Description of the task –
Extract all lines from the data beneath that include the word "государственной".

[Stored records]

────────────────────

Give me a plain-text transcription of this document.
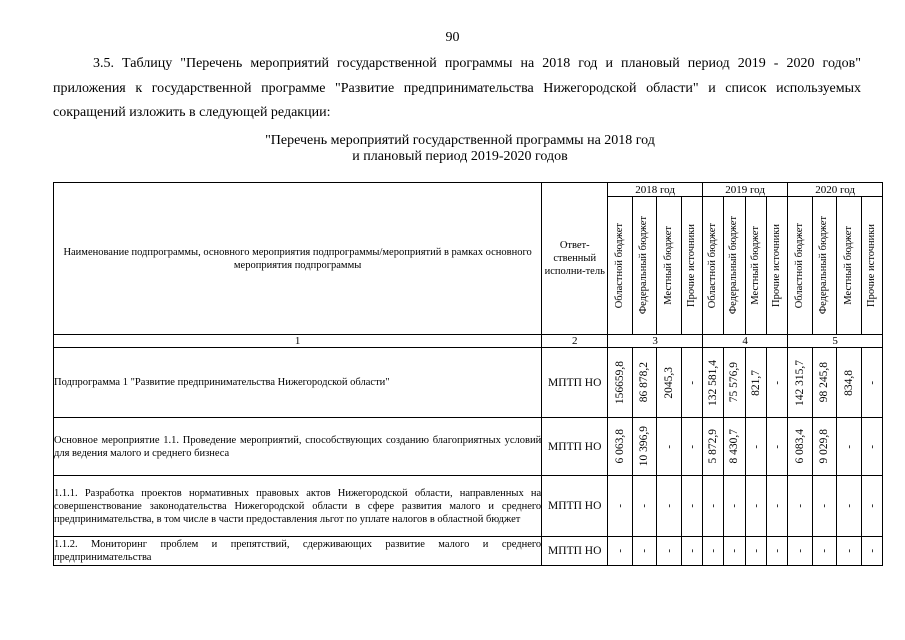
90
3.5. Таблицу "Перечень мероприятий государственной программы на 2018 год и плановый период 2019 - 2020 годов" приложения к государственной программе "Развитие предпринимательства Нижегородской области" и список используемых сокращений изложить в следующей редакции:
"Перечень мероприятий государственной программы на 2018 год
и плановый период 2019-2020 годов
Наименование подпрограммы, основного мероприятия подпрограммы/мероприятий в рамках основного мероприятия подпрограммы	Ответ-ственный исполни-тель	2018 год				2019 год				2020 год			

		Областной бюджет	Федеральный бюджет	Местный бюджет	Прочие источники	Областной бюджет	Федеральный бюджет	Местный бюджет	Прочие источники	Областной бюджет	Федеральный бюджет	Местный бюджет	Прочие источники

1	2	3				4				5			
Подпрограмма 1 "Развитие предпринимательства Нижегородской области"	МПТП НО	156659,8	86 878,2	2045,3	-	132 581,4	75 576,9	821,7	-	142 315,7	98 245,8	834,8	-

Основное мероприятие 1.1. Проведение мероприятий, способствующих созданию благоприятных условий для ведения малого и среднего бизнеса	МПТП НО	6 063,8	10 396,9	-	-	5 872,9	8 430,7	-	-	6 083,4	9 029,8	-	-

1.1.1. Разработка проектов нормативных правовых актов Нижегородской области, направленных на совершенствование законодательства Нижегородской области в сфере развития малого и среднего предпринимательства, в том числе в части предоставления льгот по уплате налогов в областной бюджет	МПТП НО	-	-	-	-	-	-	-	-	-	-	-	-

1.1.2. Мониторинг проблем и препятствий, сдерживающих развитие малого и среднего предпринимательства	МПТП НО	-	-	-	-	-	-	-	-	-	-	-	-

────────────────────

Task output –
3.5. Таблицу "Перечень мероприятий государственной программы на 2018 год и плановый период 2019 - 2020 годов" приложения к государственной программе "Развитие предпринимательства Нижегородской области" и список используемых сокращений изложить в следующей редакции:
"Перечень мероприятий государственной программы на 2018 год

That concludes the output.